* What this task involves:
Count the lines below that contain the word "description", and report only that number.

Start of Provided data

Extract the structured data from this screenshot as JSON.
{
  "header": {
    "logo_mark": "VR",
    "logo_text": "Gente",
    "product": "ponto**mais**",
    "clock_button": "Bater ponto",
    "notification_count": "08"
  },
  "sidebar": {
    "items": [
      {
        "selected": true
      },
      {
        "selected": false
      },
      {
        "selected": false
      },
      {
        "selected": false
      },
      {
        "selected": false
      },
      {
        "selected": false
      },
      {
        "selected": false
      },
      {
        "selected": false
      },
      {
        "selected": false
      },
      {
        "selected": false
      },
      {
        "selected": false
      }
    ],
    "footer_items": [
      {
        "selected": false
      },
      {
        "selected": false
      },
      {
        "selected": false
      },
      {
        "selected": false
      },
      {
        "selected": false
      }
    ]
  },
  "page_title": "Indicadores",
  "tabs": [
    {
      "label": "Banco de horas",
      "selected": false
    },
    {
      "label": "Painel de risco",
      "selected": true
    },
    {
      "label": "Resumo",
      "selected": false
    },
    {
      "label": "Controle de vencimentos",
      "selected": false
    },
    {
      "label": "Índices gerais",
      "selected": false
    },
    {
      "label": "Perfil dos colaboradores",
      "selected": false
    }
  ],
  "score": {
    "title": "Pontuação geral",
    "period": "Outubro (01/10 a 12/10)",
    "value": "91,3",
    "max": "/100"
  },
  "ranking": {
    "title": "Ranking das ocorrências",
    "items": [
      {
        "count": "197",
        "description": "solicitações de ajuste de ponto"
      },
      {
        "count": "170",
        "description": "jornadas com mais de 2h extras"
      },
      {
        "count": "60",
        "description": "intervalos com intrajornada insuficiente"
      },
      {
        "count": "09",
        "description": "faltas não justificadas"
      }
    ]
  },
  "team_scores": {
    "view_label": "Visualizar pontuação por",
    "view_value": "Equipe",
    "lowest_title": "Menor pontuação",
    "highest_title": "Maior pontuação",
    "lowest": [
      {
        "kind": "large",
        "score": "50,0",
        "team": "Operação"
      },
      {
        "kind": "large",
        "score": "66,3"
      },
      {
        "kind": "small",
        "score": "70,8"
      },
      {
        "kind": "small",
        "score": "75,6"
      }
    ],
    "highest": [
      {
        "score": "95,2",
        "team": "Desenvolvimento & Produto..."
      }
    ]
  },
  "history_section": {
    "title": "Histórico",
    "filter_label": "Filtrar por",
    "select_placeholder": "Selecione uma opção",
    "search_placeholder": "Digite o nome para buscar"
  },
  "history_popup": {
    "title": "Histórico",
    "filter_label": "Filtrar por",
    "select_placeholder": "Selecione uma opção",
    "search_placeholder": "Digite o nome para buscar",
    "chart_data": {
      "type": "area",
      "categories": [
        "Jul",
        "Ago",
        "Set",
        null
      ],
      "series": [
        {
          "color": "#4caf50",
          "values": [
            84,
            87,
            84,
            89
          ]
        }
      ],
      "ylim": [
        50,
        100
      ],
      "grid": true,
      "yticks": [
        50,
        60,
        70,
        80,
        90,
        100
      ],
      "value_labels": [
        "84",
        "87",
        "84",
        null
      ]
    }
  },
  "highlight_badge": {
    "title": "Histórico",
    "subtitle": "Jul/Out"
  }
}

End of Provided data
Start of Provided data

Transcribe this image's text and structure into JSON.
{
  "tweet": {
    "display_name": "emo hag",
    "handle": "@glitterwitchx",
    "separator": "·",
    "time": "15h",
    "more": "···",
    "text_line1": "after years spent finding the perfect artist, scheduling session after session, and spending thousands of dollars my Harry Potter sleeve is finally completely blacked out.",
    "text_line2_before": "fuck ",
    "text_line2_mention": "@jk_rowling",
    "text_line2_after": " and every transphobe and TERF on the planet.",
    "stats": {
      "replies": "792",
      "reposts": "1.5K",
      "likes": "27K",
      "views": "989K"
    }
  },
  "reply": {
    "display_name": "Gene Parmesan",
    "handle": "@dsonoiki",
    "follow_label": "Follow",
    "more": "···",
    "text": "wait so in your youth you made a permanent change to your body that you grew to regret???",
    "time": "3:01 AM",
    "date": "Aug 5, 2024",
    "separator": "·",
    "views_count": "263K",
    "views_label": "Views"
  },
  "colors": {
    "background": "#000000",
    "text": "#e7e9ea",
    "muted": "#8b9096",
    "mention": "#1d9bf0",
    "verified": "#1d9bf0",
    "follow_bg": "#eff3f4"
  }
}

End of Provided data

* Expected output:
4